### LISTED ENTRIES
━━━━

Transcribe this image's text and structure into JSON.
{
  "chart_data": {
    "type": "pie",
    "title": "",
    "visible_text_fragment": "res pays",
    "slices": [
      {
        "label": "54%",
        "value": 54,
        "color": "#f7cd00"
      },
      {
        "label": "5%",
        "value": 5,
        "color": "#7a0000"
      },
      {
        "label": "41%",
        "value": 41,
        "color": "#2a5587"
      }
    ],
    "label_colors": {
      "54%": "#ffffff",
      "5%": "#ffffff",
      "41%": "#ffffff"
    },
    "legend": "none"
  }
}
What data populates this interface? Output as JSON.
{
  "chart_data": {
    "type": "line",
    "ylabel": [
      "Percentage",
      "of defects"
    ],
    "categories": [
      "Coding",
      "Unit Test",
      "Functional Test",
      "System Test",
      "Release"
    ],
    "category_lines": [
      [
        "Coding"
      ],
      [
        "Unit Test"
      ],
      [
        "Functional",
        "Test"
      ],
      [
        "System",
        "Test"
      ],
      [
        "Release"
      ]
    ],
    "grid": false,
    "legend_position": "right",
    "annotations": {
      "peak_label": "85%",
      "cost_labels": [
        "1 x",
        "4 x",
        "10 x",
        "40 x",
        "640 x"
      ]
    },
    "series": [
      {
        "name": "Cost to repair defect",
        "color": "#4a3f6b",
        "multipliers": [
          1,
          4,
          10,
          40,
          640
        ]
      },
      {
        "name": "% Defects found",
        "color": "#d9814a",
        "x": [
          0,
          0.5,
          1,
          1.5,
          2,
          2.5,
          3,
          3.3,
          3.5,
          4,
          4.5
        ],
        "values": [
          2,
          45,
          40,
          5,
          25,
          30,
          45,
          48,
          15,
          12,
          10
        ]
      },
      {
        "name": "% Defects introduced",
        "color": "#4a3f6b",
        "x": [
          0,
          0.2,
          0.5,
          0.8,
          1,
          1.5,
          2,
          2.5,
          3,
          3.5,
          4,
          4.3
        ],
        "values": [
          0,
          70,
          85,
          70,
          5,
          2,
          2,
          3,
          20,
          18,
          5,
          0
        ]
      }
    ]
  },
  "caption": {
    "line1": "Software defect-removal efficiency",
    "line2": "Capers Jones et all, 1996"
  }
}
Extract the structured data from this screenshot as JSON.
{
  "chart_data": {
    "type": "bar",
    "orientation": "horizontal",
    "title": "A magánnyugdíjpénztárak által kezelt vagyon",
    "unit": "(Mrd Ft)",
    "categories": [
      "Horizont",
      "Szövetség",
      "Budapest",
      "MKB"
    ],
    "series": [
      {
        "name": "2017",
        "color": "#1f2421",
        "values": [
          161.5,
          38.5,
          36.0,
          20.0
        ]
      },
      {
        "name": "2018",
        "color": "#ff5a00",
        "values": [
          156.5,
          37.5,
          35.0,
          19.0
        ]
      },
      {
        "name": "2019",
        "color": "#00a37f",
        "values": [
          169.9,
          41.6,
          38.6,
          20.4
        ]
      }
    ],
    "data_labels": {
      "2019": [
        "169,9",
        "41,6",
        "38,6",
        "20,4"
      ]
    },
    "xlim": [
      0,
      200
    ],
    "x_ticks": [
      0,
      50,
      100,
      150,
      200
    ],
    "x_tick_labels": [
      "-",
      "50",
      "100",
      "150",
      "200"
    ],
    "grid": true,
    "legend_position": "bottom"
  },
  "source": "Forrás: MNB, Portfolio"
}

━━━━

### DIRECTIONS
Copy the material above back out, exactly as written.

### RESULT FOR THIS EXERCISE
Transcribe this image's text and structure into JSON.
{
  "chart_data": {
    "type": "pie",
    "title": "",
    "visible_text_fragment": "res pays",
    "slices": [
      {
        "label": "54%",
        "value": 54,
        "color": "#f7cd00"
      },
      {
        "label": "5%",
        "value": 5,
        "color": "#7a0000"
      },
      {
        "label": "41%",
        "value": 41,
        "color": "#2a5587"
      }
    ],
    "label_colors": {
      "54%": "#ffffff",
      "5%": "#ffffff",
      "41%": "#ffffff"
    },
    "legend": "none"
  }
}
What data populates this interface? Output as JSON.
{
  "chart_data": {
    "type": "line",
    "ylabel": [
      "Percentage",
      "of defects"
    ],
    "categories": [
      "Coding",
      "Unit Test",
      "Functional Test",
      "System Test",
      "Release"
    ],
    "category_lines": [
      [
        "Coding"
      ],
      [
        "Unit Test"
      ],
      [
        "Functional",
        "Test"
      ],
      [
        "System",
        "Test"
      ],
      [
        "Release"
      ]
    ],
    "grid": false,
    "legend_position": "right",
    "annotations": {
      "peak_label": "85%",
      "cost_labels": [
        "1 x",
        "4 x",
        "10 x",
        "40 x",
        "640 x"
      ]
    },
    "series": [
      {
        "name": "Cost to repair defect",
        "color": "#4a3f6b",
        "multipliers": [
          1,
          4,
          10,
          40,
          640
        ]
      },
      {
        "name": "% Defects found",
        "color": "#d9814a",
        "x": [
          0,
          0.5,
          1,
          1.5,
          2,
          2.5,
          3,
          3.3,
          3.5,
          4,
          4.5
        ],
        "values": [
          2,
          45,
          40,
          5,
          25,
          30,
          45,
          48,
          15,
          12,
          10
        ]
      },
      {
        "name": "% Defects introduced",
        "color": "#4a3f6b",
        "x": [
          0,
          0.2,
          0.5,
          0.8,
          1,
          1.5,
          2,
          2.5,
          3,
          3.5,
          4,
          4.3
        ],
        "values": [
          0,
          70,
          85,
          70,
          5,
          2,
          2,
          3,
          20,
          18,
          5,
          0
        ]
      }
    ]
  },
  "caption": {
    "line1": "Software defect-removal efficiency",
    "line2": "Capers Jones et all, 1996"
  }
}
Extract the structured data from this screenshot as JSON.
{
  "chart_data": {
    "type": "bar",
    "orientation": "horizontal",
    "title": "A magánnyugdíjpénztárak által kezelt vagyon",
    "unit": "(Mrd Ft)",
    "categories": [
      "Horizont",
      "Szövetség",
      "Budapest",
      "MKB"
    ],
    "series": [
      {
        "name": "2017",
        "color": "#1f2421",
        "values": [
          161.5,
          38.5,
          36.0,
          20.0
        ]
      },
      {
        "name": "2018",
        "color": "#ff5a00",
        "values": [
          156.5,
          37.5,
          35.0,
          19.0
        ]
      },
      {
        "name": "2019",
        "color": "#00a37f",
        "values": [
          169.9,
          41.6,
          38.6,
          20.4
        ]
      }
    ],
    "data_labels": {
      "2019": [
        "169,9",
        "41,6",
        "38,6",
        "20,4"
      ]
    },
    "xlim": [
      0,
      200
    ],
    "x_ticks": [
      0,
      50,
      100,
      150,
      200
    ],
    "x_tick_labels": [
      "-",
      "50",
      "100",
      "150",
      "200"
    ],
    "grid": true,
    "legend_position": "bottom"
  },
  "source": "Forrás: MNB, Portfolio"
}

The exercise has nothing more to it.